** START **
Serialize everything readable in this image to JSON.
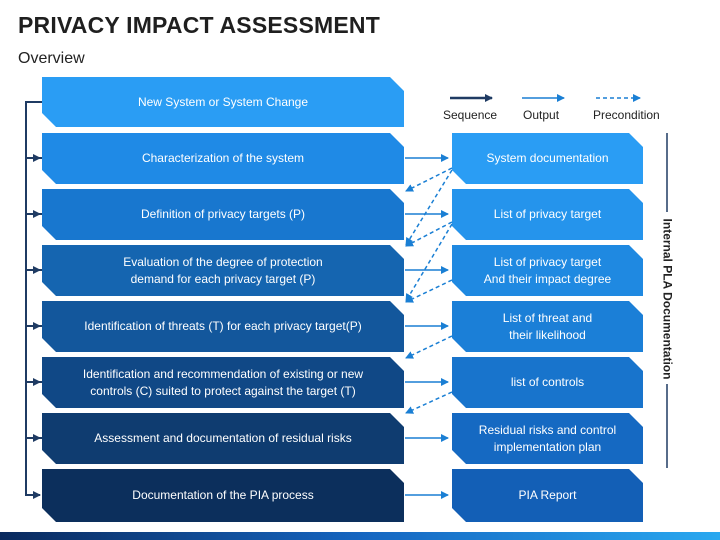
{
  "title": "PRIVACY IMPACT ASSESSMENT",
  "subtitle": "Overview",
  "legend": {
    "sequence": "Sequence",
    "output": "Output",
    "precondition": "Precondition"
  },
  "side_label": "Internal PLA Documentation",
  "steps": [
    {
      "label": "New System or System Change",
      "color": "#2a9df4"
    },
    {
      "label": "Characterization of the system",
      "color": "#1f8ae6"
    },
    {
      "label": "Definition of privacy targets (P)",
      "color": "#1877cf"
    },
    {
      "label": "Evaluation of the degree of protection\ndemand for each privacy target (P)",
      "color": "#1565b0"
    },
    {
      "label": "Identification of threats (T) for each privacy target(P)",
      "color": "#13579c"
    },
    {
      "label": "Identification and recommendation of existing or new\ncontrols (C) suited to protect against the target (T)",
      "color": "#104886"
    },
    {
      "label": "Assessment and documentation of residual risks",
      "color": "#0f3c70"
    },
    {
      "label": "Documentation of the PIA process",
      "color": "#0c2f5c"
    }
  ],
  "outputs": [
    {
      "label": "System documentation",
      "color": "#2a9df4"
    },
    {
      "label": "List of privacy target",
      "color": "#2594ec"
    },
    {
      "label": "List of privacy target\nAnd their impact degree",
      "color": "#1f89e1"
    },
    {
      "label": "List of threat and\ntheir likelihood",
      "color": "#1b7fd7"
    },
    {
      "label": "list of controls",
      "color": "#1874cc"
    },
    {
      "label": "Residual risks and control\nimplementation plan",
      "color": "#1569c2"
    },
    {
      "label": "PIA Report",
      "color": "#135fb6"
    }
  ]
}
** END **
Problem to work on :: Filter the listing above for the string "risks" and copy every matching line.

Solution below ::
      "label": "Assessment and documentation of residual risks",
      "label": "Residual risks and control\nimplementation plan",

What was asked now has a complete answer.